Required task => Output the full material exactly as it appears here.

Dataset records =>
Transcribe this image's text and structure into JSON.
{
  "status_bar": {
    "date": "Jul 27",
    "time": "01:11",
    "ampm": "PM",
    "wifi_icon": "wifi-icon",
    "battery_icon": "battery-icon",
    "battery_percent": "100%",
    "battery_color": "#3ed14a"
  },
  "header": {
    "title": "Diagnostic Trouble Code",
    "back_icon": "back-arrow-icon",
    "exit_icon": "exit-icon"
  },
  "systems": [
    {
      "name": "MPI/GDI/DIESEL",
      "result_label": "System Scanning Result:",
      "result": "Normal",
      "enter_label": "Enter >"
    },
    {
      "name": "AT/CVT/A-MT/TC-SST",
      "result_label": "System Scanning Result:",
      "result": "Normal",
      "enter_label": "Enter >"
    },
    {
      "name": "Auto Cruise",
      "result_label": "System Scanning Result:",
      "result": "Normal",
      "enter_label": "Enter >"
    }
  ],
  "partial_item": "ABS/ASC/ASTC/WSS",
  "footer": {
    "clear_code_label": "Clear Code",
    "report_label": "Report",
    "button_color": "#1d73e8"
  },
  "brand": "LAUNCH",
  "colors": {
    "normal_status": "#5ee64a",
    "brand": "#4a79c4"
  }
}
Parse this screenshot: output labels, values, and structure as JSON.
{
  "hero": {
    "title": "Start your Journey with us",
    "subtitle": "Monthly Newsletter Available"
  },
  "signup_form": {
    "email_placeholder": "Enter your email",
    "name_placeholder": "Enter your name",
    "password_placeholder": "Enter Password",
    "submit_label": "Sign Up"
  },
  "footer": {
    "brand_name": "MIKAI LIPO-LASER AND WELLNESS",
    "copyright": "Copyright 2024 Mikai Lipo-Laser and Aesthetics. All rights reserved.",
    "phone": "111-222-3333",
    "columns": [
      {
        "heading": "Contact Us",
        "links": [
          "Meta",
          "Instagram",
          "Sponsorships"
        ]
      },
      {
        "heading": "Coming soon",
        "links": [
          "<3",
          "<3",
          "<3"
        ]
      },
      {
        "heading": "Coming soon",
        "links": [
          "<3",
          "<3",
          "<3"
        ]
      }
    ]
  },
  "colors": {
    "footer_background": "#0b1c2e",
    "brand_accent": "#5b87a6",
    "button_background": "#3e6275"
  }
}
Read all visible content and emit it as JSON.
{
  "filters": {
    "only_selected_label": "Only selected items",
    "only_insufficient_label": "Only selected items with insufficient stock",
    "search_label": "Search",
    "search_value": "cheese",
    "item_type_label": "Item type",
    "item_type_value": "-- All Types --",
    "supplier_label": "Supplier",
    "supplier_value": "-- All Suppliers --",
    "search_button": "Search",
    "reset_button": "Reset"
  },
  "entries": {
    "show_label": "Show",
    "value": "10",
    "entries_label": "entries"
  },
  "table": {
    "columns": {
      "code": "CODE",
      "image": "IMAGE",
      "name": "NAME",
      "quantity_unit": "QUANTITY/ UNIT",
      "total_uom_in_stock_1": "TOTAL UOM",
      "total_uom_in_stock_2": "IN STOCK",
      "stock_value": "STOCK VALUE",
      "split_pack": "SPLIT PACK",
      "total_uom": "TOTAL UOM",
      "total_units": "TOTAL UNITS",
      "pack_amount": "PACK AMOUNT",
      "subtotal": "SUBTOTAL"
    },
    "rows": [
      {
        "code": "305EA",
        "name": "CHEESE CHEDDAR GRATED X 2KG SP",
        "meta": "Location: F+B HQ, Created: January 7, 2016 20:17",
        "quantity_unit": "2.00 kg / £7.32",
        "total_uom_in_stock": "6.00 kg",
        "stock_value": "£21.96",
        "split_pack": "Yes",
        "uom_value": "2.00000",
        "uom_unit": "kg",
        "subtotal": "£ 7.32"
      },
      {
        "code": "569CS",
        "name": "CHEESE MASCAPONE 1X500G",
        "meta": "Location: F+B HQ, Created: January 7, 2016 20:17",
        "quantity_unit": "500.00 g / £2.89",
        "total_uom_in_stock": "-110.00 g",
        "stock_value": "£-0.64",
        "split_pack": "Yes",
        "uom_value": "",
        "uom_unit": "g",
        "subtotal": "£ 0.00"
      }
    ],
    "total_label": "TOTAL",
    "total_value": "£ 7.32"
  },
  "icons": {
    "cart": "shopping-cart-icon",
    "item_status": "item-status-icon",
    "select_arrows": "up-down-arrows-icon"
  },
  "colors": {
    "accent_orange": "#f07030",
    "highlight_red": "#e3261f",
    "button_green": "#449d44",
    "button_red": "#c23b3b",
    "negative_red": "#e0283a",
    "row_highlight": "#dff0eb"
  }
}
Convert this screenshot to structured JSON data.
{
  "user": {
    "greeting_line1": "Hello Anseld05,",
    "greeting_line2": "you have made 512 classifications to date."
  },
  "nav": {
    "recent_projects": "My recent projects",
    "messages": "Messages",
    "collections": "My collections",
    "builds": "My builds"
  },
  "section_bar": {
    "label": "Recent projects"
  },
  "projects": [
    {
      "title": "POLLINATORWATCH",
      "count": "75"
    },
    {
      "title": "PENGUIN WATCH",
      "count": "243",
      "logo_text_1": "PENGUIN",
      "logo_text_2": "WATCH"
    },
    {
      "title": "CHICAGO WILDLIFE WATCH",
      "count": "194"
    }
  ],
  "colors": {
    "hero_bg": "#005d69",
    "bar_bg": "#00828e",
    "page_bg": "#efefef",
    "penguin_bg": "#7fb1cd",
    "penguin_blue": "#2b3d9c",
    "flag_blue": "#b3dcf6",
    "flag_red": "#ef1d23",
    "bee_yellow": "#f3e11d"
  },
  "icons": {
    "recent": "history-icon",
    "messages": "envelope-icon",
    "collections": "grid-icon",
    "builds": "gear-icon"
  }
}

The answer =>
Transcribe this image's text and structure into JSON.
{
  "status_bar": {
    "date": "Jul 27",
    "time": "01:11",
    "ampm": "PM",
    "wifi_icon": "wifi-icon",
    "battery_icon": "battery-icon",
    "battery_percent": "100%",
    "battery_color": "#3ed14a"
  },
  "header": {
    "title": "Diagnostic Trouble Code",
    "back_icon": "back-arrow-icon",
    "exit_icon": "exit-icon"
  },
  "systems": [
    {
      "name": "MPI/GDI/DIESEL",
      "result_label": "System Scanning Result:",
      "result": "Normal",
      "enter_label": "Enter >"
    },
    {
      "name": "AT/CVT/A-MT/TC-SST",
      "result_label": "System Scanning Result:",
      "result": "Normal",
      "enter_label": "Enter >"
    },
    {
      "name": "Auto Cruise",
      "result_label": "System Scanning Result:",
      "result": "Normal",
      "enter_label": "Enter >"
    }
  ],
  "partial_item": "ABS/ASC/ASTC/WSS",
  "footer": {
    "clear_code_label": "Clear Code",
    "report_label": "Report",
    "button_color": "#1d73e8"
  },
  "brand": "LAUNCH",
  "colors": {
    "normal_status": "#5ee64a",
    "brand": "#4a79c4"
  }
}
Parse this screenshot: output labels, values, and structure as JSON.
{
  "hero": {
    "title": "Start your Journey with us",
    "subtitle": "Monthly Newsletter Available"
  },
  "signup_form": {
    "email_placeholder": "Enter your email",
    "name_placeholder": "Enter your name",
    "password_placeholder": "Enter Password",
    "submit_label": "Sign Up"
  },
  "footer": {
    "brand_name": "MIKAI LIPO-LASER AND WELLNESS",
    "copyright": "Copyright 2024 Mikai Lipo-Laser and Aesthetics. All rights reserved.",
    "phone": "111-222-3333",
    "columns": [
      {
        "heading": "Contact Us",
        "links": [
          "Meta",
          "Instagram",
          "Sponsorships"
        ]
      },
      {
        "heading": "Coming soon",
        "links": [
          "<3",
          "<3",
          "<3"
        ]
      },
      {
        "heading": "Coming soon",
        "links": [
          "<3",
          "<3",
          "<3"
        ]
      }
    ]
  },
  "colors": {
    "footer_background": "#0b1c2e",
    "brand_accent": "#5b87a6",
    "button_background": "#3e6275"
  }
}
Read all visible content and emit it as JSON.
{
  "filters": {
    "only_selected_label": "Only selected items",
    "only_insufficient_label": "Only selected items with insufficient stock",
    "search_label": "Search",
    "search_value": "cheese",
    "item_type_label": "Item type",
    "item_type_value": "-- All Types --",
    "supplier_label": "Supplier",
    "supplier_value": "-- All Suppliers --",
    "search_button": "Search",
    "reset_button": "Reset"
  },
  "entries": {
    "show_label": "Show",
    "value": "10",
    "entries_label": "entries"
  },
  "table": {
    "columns": {
      "code": "CODE",
      "image": "IMAGE",
      "name": "NAME",
      "quantity_unit": "QUANTITY/ UNIT",
      "total_uom_in_stock_1": "TOTAL UOM",
      "total_uom_in_stock_2": "IN STOCK",
      "stock_value": "STOCK VALUE",
      "split_pack": "SPLIT PACK",
      "total_uom": "TOTAL UOM",
      "total_units": "TOTAL UNITS",
      "pack_amount": "PACK AMOUNT",
      "subtotal": "SUBTOTAL"
    },
    "rows": [
      {
        "code": "305EA",
        "name": "CHEESE CHEDDAR GRATED X 2KG SP",
        "meta": "Location: F+B HQ, Created: January 7, 2016 20:17",
        "quantity_unit": "2.00 kg / £7.32",
        "total_uom_in_stock": "6.00 kg",
        "stock_value": "£21.96",
        "split_pack": "Yes",
        "uom_value": "2.00000",
        "uom_unit": "kg",
        "subtotal": "£ 7.32"
      },
      {
        "code": "569CS",
        "name": "CHEESE MASCAPONE 1X500G",
        "meta": "Location: F+B HQ, Created: January 7, 2016 20:17",
        "quantity_unit": "500.00 g / £2.89",
        "total_uom_in_stock": "-110.00 g",
        "stock_value": "£-0.64",
        "split_pack": "Yes",
        "uom_value": "",
        "uom_unit": "g",
        "subtotal": "£ 0.00"
      }
    ],
    "total_label": "TOTAL",
    "total_value": "£ 7.32"
  },
  "icons": {
    "cart": "shopping-cart-icon",
    "item_status": "item-status-icon",
    "select_arrows": "up-down-arrows-icon"
  },
  "colors": {
    "accent_orange": "#f07030",
    "highlight_red": "#e3261f",
    "button_green": "#449d44",
    "button_red": "#c23b3b",
    "negative_red": "#e0283a",
    "row_highlight": "#dff0eb"
  }
}
Convert this screenshot to structured JSON data.
{
  "user": {
    "greeting_line1": "Hello Anseld05,",
    "greeting_line2": "you have made 512 classifications to date."
  },
  "nav": {
    "recent_projects": "My recent projects",
    "messages": "Messages",
    "collections": "My collections",
    "builds": "My builds"
  },
  "section_bar": {
    "label": "Recent projects"
  },
  "projects": [
    {
      "title": "POLLINATORWATCH",
      "count": "75"
    },
    {
      "title": "PENGUIN WATCH",
      "count": "243",
      "logo_text_1": "PENGUIN",
      "logo_text_2": "WATCH"
    },
    {
      "title": "CHICAGO WILDLIFE WATCH",
      "count": "194"
    }
  ],
  "colors": {
    "hero_bg": "#005d69",
    "bar_bg": "#00828e",
    "page_bg": "#efefef",
    "penguin_bg": "#7fb1cd",
    "penguin_blue": "#2b3d9c",
    "flag_blue": "#b3dcf6",
    "flag_red": "#ef1d23",
    "bee_yellow": "#f3e11d"
  },
  "icons": {
    "recent": "history-icon",
    "messages": "envelope-icon",
    "collections": "grid-icon",
    "builds": "gear-icon"
  }
}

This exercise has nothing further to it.